Can you quote the records below in full, word for word?
----------
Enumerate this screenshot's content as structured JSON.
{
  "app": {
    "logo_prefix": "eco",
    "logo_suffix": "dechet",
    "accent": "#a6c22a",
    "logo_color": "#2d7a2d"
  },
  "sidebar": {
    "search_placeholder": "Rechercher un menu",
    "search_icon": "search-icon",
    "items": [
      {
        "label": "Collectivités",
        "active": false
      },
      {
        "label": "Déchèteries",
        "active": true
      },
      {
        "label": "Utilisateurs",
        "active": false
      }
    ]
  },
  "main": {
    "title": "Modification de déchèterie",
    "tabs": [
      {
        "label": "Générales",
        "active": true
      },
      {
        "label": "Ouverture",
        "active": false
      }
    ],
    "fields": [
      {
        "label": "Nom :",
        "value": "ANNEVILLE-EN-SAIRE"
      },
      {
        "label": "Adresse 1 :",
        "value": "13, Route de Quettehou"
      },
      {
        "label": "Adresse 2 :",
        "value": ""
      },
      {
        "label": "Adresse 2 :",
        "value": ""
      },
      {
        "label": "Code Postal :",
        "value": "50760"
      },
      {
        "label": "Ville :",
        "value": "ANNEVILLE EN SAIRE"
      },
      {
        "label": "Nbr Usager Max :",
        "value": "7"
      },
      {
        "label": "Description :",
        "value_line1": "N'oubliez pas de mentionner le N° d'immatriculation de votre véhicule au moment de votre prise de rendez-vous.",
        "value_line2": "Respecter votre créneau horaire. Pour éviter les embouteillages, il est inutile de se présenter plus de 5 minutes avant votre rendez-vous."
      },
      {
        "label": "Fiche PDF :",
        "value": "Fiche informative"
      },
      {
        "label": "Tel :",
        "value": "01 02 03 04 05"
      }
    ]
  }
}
----------
SOLUTION TO THIS PROBLEM —
Enumerate this screenshot's content as structured JSON.
{
  "app": {
    "logo_prefix": "eco",
    "logo_suffix": "dechet",
    "accent": "#a6c22a",
    "logo_color": "#2d7a2d"
  },
  "sidebar": {
    "search_placeholder": "Rechercher un menu",
    "search_icon": "search-icon",
    "items": [
      {
        "label": "Collectivités",
        "active": false
      },
      {
        "label": "Déchèteries",
        "active": true
      },
      {
        "label": "Utilisateurs",
        "active": false
      }
    ]
  },
  "main": {
    "title": "Modification de déchèterie",
    "tabs": [
      {
        "label": "Générales",
        "active": true
      },
      {
        "label": "Ouverture",
        "active": false
      }
    ],
    "fields": [
      {
        "label": "Nom :",
        "value": "ANNEVILLE-EN-SAIRE"
      },
      {
        "label": "Adresse 1 :",
        "value": "13, Route de Quettehou"
      },
      {
        "label": "Adresse 2 :",
        "value": ""
      },
      {
        "label": "Adresse 2 :",
        "value": ""
      },
      {
        "label": "Code Postal :",
        "value": "50760"
      },
      {
        "label": "Ville :",
        "value": "ANNEVILLE EN SAIRE"
      },
      {
        "label": "Nbr Usager Max :",
        "value": "7"
      },
      {
        "label": "Description :",
        "value_line1": "N'oubliez pas de mentionner le N° d'immatriculation de votre véhicule au moment de votre prise de rendez-vous.",
        "value_line2": "Respecter votre créneau horaire. Pour éviter les embouteillages, il est inutile de se présenter plus de 5 minutes avant votre rendez-vous."
      },
      {
        "label": "Fiche PDF :",
        "value": "Fiche informative"
      },
      {
        "label": "Tel :",
        "value": "01 02 03 04 05"
      }
    ]
  }
}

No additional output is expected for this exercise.